- _Stated exercise_: Copy out every record precisely.

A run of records
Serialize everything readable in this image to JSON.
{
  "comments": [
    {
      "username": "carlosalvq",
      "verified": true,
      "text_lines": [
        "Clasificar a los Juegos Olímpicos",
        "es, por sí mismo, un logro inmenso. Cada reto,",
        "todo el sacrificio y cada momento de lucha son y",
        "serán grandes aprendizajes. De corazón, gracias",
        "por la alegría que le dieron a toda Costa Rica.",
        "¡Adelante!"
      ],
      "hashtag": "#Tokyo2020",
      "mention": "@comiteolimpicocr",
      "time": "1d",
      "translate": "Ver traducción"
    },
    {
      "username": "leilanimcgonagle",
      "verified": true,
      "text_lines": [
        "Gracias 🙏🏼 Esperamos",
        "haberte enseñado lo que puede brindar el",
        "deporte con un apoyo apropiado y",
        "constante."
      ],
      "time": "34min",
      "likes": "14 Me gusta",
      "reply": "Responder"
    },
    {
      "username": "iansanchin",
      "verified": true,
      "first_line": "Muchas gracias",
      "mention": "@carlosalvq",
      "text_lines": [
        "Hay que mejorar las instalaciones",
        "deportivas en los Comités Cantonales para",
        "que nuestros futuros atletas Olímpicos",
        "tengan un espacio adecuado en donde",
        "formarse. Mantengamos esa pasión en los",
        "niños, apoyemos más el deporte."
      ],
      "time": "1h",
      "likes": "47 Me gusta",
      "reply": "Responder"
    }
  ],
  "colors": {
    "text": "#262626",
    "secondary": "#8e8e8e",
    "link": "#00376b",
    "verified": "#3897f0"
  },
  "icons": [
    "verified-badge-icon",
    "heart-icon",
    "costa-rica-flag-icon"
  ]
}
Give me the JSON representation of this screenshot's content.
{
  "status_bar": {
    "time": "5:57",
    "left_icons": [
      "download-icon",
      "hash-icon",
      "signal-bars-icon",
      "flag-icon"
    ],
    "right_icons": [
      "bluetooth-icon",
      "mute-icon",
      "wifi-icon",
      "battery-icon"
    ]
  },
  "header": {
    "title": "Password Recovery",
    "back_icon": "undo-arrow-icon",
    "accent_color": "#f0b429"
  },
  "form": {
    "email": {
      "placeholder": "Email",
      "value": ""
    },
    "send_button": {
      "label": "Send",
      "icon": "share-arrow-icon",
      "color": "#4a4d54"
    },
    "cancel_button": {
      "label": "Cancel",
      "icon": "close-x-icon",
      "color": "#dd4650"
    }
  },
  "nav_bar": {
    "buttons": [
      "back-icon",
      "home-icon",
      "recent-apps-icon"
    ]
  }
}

- _Solution for this problem_:
Serialize everything readable in this image to JSON.
{
  "comments": [
    {
      "username": "carlosalvq",
      "verified": true,
      "text_lines": [
        "Clasificar a los Juegos Olímpicos",
        "es, por sí mismo, un logro inmenso. Cada reto,",
        "todo el sacrificio y cada momento de lucha son y",
        "serán grandes aprendizajes. De corazón, gracias",
        "por la alegría que le dieron a toda Costa Rica.",
        "¡Adelante!"
      ],
      "hashtag": "#Tokyo2020",
      "mention": "@comiteolimpicocr",
      "time": "1d",
      "translate": "Ver traducción"
    },
    {
      "username": "leilanimcgonagle",
      "verified": true,
      "text_lines": [
        "Gracias 🙏🏼 Esperamos",
        "haberte enseñado lo que puede brindar el",
        "deporte con un apoyo apropiado y",
        "constante."
      ],
      "time": "34min",
      "likes": "14 Me gusta",
      "reply": "Responder"
    },
    {
      "username": "iansanchin",
      "verified": true,
      "first_line": "Muchas gracias",
      "mention": "@carlosalvq",
      "text_lines": [
        "Hay que mejorar las instalaciones",
        "deportivas en los Comités Cantonales para",
        "que nuestros futuros atletas Olímpicos",
        "tengan un espacio adecuado en donde",
        "formarse. Mantengamos esa pasión en los",
        "niños, apoyemos más el deporte."
      ],
      "time": "1h",
      "likes": "47 Me gusta",
      "reply": "Responder"
    }
  ],
  "colors": {
    "text": "#262626",
    "secondary": "#8e8e8e",
    "link": "#00376b",
    "verified": "#3897f0"
  },
  "icons": [
    "verified-badge-icon",
    "heart-icon",
    "costa-rica-flag-icon"
  ]
}
Give me the JSON representation of this screenshot's content.
{
  "status_bar": {
    "time": "5:57",
    "left_icons": [
      "download-icon",
      "hash-icon",
      "signal-bars-icon",
      "flag-icon"
    ],
    "right_icons": [
      "bluetooth-icon",
      "mute-icon",
      "wifi-icon",
      "battery-icon"
    ]
  },
  "header": {
    "title": "Password Recovery",
    "back_icon": "undo-arrow-icon",
    "accent_color": "#f0b429"
  },
  "form": {
    "email": {
      "placeholder": "Email",
      "value": ""
    },
    "send_button": {
      "label": "Send",
      "icon": "share-arrow-icon",
      "color": "#4a4d54"
    },
    "cancel_button": {
      "label": "Cancel",
      "icon": "close-x-icon",
      "color": "#dd4650"
    }
  },
  "nav_bar": {
    "buttons": [
      "back-icon",
      "home-icon",
      "recent-apps-icon"
    ]
  }
}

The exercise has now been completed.